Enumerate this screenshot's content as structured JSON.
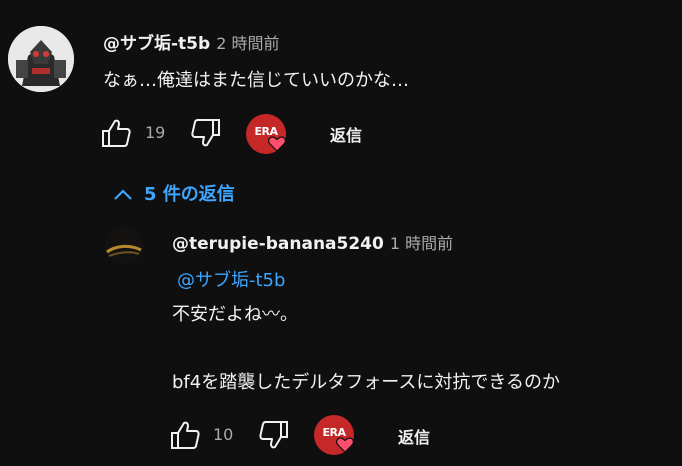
{
  "top_comment": {
    "author": "@サブ垢-t5b",
    "time": "2 時間前",
    "text": "なぁ…俺達はまた信じていいのかな…",
    "likes": "19",
    "reply_label": "返信",
    "creator_badge_text": "ERA"
  },
  "replies_toggle": {
    "label": "5 件の返信"
  },
  "reply": {
    "author": "@terupie-banana5240",
    "time": "1 時間前",
    "mention": "@サブ垢-t5b",
    "line1": "不安だよね〰。",
    "line2": "bf4を踏襲したデルタフォースに対抗できるのか",
    "likes": "10",
    "reply_label": "返信",
    "creator_badge_text": "ERA"
  },
  "colors": {
    "background": "#0f0f0f",
    "link": "#3ea6ff",
    "badge": "#c62828",
    "heart": "#ff4e6e"
  }
}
● ● ● ● ● ● ●
Without the pictures, write out all of the material exactly.

Enumerate this screenshot's content as structured JSON.
{
  "top_comment": {
    "author": "@サブ垢-t5b",
    "time": "2 時間前",
    "text": "なぁ…俺達はまた信じていいのかな…",
    "likes": "19",
    "reply_label": "返信",
    "creator_badge_text": "ERA"
  },
  "replies_toggle": {
    "label": "5 件の返信"
  },
  "reply": {
    "author": "@terupie-banana5240",
    "time": "1 時間前",
    "mention": "@サブ垢-t5b",
    "line1": "不安だよね〰。",
    "line2": "bf4を踏襲したデルタフォースに対抗できるのか",
    "likes": "10",
    "reply_label": "返信",
    "creator_badge_text": "ERA"
  },
  "colors": {
    "background": "#0f0f0f",
    "link": "#3ea6ff",
    "badge": "#c62828",
    "heart": "#ff4e6e"
  }
}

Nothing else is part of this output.